• [INSTRUCTION] Please repeat all of the listing exactly.

* BEGIN WORKING DATA *

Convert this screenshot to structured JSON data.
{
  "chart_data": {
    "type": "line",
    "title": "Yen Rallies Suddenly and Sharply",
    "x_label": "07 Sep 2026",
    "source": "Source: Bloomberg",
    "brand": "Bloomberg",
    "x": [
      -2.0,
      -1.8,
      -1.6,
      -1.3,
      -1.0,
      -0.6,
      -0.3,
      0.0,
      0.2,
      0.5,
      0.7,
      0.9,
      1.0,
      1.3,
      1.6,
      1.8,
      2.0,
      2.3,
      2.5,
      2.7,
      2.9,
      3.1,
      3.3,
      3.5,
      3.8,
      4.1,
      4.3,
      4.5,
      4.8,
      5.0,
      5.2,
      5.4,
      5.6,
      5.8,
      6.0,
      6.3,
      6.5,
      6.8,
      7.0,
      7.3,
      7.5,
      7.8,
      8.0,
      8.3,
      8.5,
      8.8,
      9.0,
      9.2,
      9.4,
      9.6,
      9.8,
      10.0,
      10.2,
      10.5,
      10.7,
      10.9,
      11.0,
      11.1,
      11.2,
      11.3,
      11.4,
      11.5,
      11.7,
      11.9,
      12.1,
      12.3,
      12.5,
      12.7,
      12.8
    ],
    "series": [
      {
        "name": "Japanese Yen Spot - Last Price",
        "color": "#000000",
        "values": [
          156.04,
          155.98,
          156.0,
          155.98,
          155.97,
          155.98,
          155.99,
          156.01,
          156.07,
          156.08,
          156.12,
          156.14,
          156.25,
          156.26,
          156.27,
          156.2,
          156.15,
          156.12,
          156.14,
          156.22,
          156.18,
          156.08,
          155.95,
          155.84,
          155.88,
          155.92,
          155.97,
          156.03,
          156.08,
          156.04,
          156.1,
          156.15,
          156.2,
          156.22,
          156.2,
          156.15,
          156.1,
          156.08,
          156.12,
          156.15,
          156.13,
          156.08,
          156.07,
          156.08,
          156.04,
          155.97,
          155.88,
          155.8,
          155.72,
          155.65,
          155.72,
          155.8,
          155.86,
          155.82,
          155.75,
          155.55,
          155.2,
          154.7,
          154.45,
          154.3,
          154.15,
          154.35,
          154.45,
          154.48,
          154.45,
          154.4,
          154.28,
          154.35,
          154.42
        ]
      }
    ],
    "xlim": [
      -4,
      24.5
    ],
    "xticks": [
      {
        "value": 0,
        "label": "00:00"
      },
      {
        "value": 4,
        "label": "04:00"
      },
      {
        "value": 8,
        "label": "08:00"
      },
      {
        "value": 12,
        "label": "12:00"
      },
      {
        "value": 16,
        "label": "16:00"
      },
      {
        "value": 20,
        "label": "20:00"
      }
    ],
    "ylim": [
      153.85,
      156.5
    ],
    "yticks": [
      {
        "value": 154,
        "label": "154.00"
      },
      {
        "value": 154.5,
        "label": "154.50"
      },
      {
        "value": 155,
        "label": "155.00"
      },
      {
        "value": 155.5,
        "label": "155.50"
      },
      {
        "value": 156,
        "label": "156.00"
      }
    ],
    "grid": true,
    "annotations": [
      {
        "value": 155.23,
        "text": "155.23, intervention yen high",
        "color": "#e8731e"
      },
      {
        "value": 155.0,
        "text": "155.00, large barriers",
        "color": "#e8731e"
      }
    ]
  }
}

* END WORKING DATA *

• [THE OUTPUT]
Convert this screenshot to structured JSON data.
{
  "chart_data": {
    "type": "line",
    "title": "Yen Rallies Suddenly and Sharply",
    "x_label": "07 Sep 2026",
    "source": "Source: Bloomberg",
    "brand": "Bloomberg",
    "x": [
      -2.0,
      -1.8,
      -1.6,
      -1.3,
      -1.0,
      -0.6,
      -0.3,
      0.0,
      0.2,
      0.5,
      0.7,
      0.9,
      1.0,
      1.3,
      1.6,
      1.8,
      2.0,
      2.3,
      2.5,
      2.7,
      2.9,
      3.1,
      3.3,
      3.5,
      3.8,
      4.1,
      4.3,
      4.5,
      4.8,
      5.0,
      5.2,
      5.4,
      5.6,
      5.8,
      6.0,
      6.3,
      6.5,
      6.8,
      7.0,
      7.3,
      7.5,
      7.8,
      8.0,
      8.3,
      8.5,
      8.8,
      9.0,
      9.2,
      9.4,
      9.6,
      9.8,
      10.0,
      10.2,
      10.5,
      10.7,
      10.9,
      11.0,
      11.1,
      11.2,
      11.3,
      11.4,
      11.5,
      11.7,
      11.9,
      12.1,
      12.3,
      12.5,
      12.7,
      12.8
    ],
    "series": [
      {
        "name": "Japanese Yen Spot - Last Price",
        "color": "#000000",
        "values": [
          156.04,
          155.98,
          156.0,
          155.98,
          155.97,
          155.98,
          155.99,
          156.01,
          156.07,
          156.08,
          156.12,
          156.14,
          156.25,
          156.26,
          156.27,
          156.2,
          156.15,
          156.12,
          156.14,
          156.22,
          156.18,
          156.08,
          155.95,
          155.84,
          155.88,
          155.92,
          155.97,
          156.03,
          156.08,
          156.04,
          156.1,
          156.15,
          156.2,
          156.22,
          156.2,
          156.15,
          156.1,
          156.08,
          156.12,
          156.15,
          156.13,
          156.08,
          156.07,
          156.08,
          156.04,
          155.97,
          155.88,
          155.8,
          155.72,
          155.65,
          155.72,
          155.8,
          155.86,
          155.82,
          155.75,
          155.55,
          155.2,
          154.7,
          154.45,
          154.3,
          154.15,
          154.35,
          154.45,
          154.48,
          154.45,
          154.4,
          154.28,
          154.35,
          154.42
        ]
      }
    ],
    "xlim": [
      -4,
      24.5
    ],
    "xticks": [
      {
        "value": 0,
        "label": "00:00"
      },
      {
        "value": 4,
        "label": "04:00"
      },
      {
        "value": 8,
        "label": "08:00"
      },
      {
        "value": 12,
        "label": "12:00"
      },
      {
        "value": 16,
        "label": "16:00"
      },
      {
        "value": 20,
        "label": "20:00"
      }
    ],
    "ylim": [
      153.85,
      156.5
    ],
    "yticks": [
      {
        "value": 154,
        "label": "154.00"
      },
      {
        "value": 154.5,
        "label": "154.50"
      },
      {
        "value": 155,
        "label": "155.00"
      },
      {
        "value": 155.5,
        "label": "155.50"
      },
      {
        "value": 156,
        "label": "156.00"
      }
    ],
    "grid": true,
    "annotations": [
      {
        "value": 155.23,
        "text": "155.23, intervention yen high",
        "color": "#e8731e"
      },
      {
        "value": 155.0,
        "text": "155.00, large barriers",
        "color": "#e8731e"
      }
    ]
  }
}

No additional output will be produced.